-- START Data for processing --
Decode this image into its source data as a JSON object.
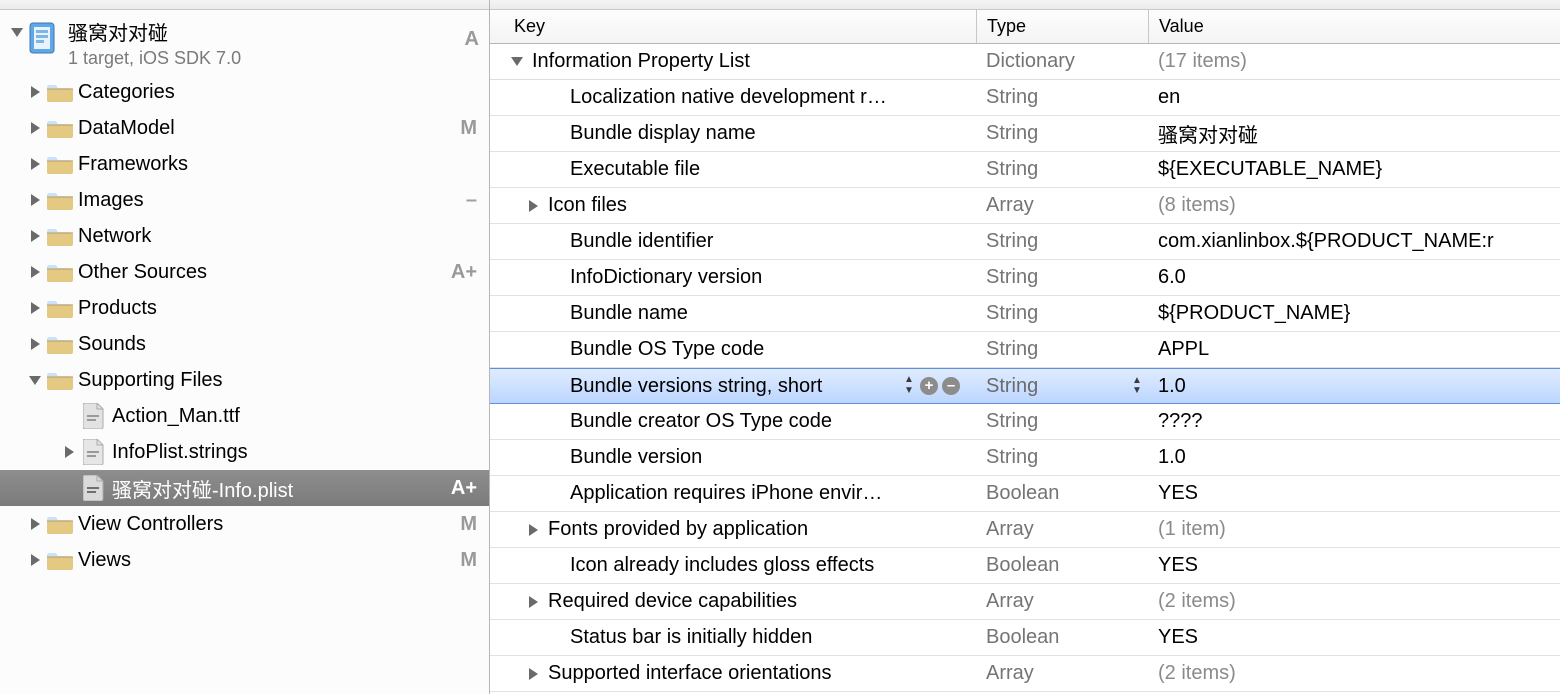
{
  "project": {
    "name": "骚窝对对碰",
    "subtitle": "1 target, iOS SDK 7.0",
    "status": "A"
  },
  "tree": [
    {
      "kind": "folder",
      "label": "Categories",
      "indent": 24,
      "disclosure": "right",
      "status": ""
    },
    {
      "kind": "folder",
      "label": "DataModel",
      "indent": 24,
      "disclosure": "right",
      "status": "M"
    },
    {
      "kind": "folder",
      "label": "Frameworks",
      "indent": 24,
      "disclosure": "right",
      "status": ""
    },
    {
      "kind": "folder",
      "label": "Images",
      "indent": 24,
      "disclosure": "right",
      "status": "–",
      "statusKind": "minus"
    },
    {
      "kind": "folder",
      "label": "Network",
      "indent": 24,
      "disclosure": "right",
      "status": ""
    },
    {
      "kind": "folder",
      "label": "Other Sources",
      "indent": 24,
      "disclosure": "right",
      "status": "A+"
    },
    {
      "kind": "folder",
      "label": "Products",
      "indent": 24,
      "disclosure": "right",
      "status": ""
    },
    {
      "kind": "folder",
      "label": "Sounds",
      "indent": 24,
      "disclosure": "right",
      "status": ""
    },
    {
      "kind": "folder",
      "label": "Supporting Files",
      "indent": 24,
      "disclosure": "down",
      "status": ""
    },
    {
      "kind": "file",
      "label": "Action_Man.ttf",
      "indent": 58,
      "disclosure": "none",
      "status": "",
      "fileicon": "ttf"
    },
    {
      "kind": "file",
      "label": "InfoPlist.strings",
      "indent": 58,
      "disclosure": "right",
      "status": "",
      "fileicon": "strings"
    },
    {
      "kind": "file",
      "label": "骚窝对对碰-Info.plist",
      "indent": 58,
      "disclosure": "none",
      "status": "A+",
      "fileicon": "plist",
      "selected": true
    },
    {
      "kind": "folder",
      "label": "View Controllers",
      "indent": 24,
      "disclosure": "right",
      "status": "M"
    },
    {
      "kind": "folder",
      "label": "Views",
      "indent": 24,
      "disclosure": "right",
      "status": "M"
    }
  ],
  "editor": {
    "columns": {
      "key": "Key",
      "type": "Type",
      "value": "Value"
    },
    "rows": [
      {
        "key": "Information Property List",
        "type": "Dictionary",
        "value": "(17 items)",
        "dim": true,
        "indent": 0,
        "disclosure": "down",
        "root": true
      },
      {
        "key": "Localization native development r…",
        "type": "String",
        "value": "en",
        "indent": 38,
        "disclosure": "none"
      },
      {
        "key": "Bundle display name",
        "type": "String",
        "value": "骚窝对对碰",
        "indent": 38,
        "disclosure": "none"
      },
      {
        "key": "Executable file",
        "type": "String",
        "value": "${EXECUTABLE_NAME}",
        "indent": 38,
        "disclosure": "none"
      },
      {
        "key": "Icon files",
        "type": "Array",
        "value": "(8 items)",
        "dim": true,
        "indent": 16,
        "disclosure": "right"
      },
      {
        "key": "Bundle identifier",
        "type": "String",
        "value": "com.xianlinbox.${PRODUCT_NAME:r",
        "indent": 38,
        "disclosure": "none"
      },
      {
        "key": "InfoDictionary version",
        "type": "String",
        "value": "6.0",
        "indent": 38,
        "disclosure": "none"
      },
      {
        "key": "Bundle name",
        "type": "String",
        "value": "${PRODUCT_NAME}",
        "indent": 38,
        "disclosure": "none"
      },
      {
        "key": "Bundle OS Type code",
        "type": "String",
        "value": "APPL",
        "indent": 38,
        "disclosure": "none"
      },
      {
        "key": "Bundle versions string, short",
        "type": "String",
        "value": "1.0",
        "indent": 38,
        "disclosure": "none",
        "selected": true,
        "controls": true
      },
      {
        "key": "Bundle creator OS Type code",
        "type": "String",
        "value": "????",
        "indent": 38,
        "disclosure": "none"
      },
      {
        "key": "Bundle version",
        "type": "String",
        "value": "1.0",
        "indent": 38,
        "disclosure": "none"
      },
      {
        "key": "Application requires iPhone envir…",
        "type": "Boolean",
        "value": "YES",
        "indent": 38,
        "disclosure": "none"
      },
      {
        "key": "Fonts provided by application",
        "type": "Array",
        "value": "(1 item)",
        "dim": true,
        "indent": 16,
        "disclosure": "right"
      },
      {
        "key": "Icon already includes gloss effects",
        "type": "Boolean",
        "value": "YES",
        "indent": 38,
        "disclosure": "none"
      },
      {
        "key": "Required device capabilities",
        "type": "Array",
        "value": "(2 items)",
        "dim": true,
        "indent": 16,
        "disclosure": "right"
      },
      {
        "key": "Status bar is initially hidden",
        "type": "Boolean",
        "value": "YES",
        "indent": 38,
        "disclosure": "none"
      },
      {
        "key": "Supported interface orientations",
        "type": "Array",
        "value": "(2 items)",
        "dim": true,
        "indent": 16,
        "disclosure": "right"
      }
    ]
  }
}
-- END Data for processing --
Return each line of the data that contains the string "骚窝对对碰".

    "name": "骚窝对对碰",
      "label": "骚窝对对碰-Info.plist",
        "value": "骚窝对对碰",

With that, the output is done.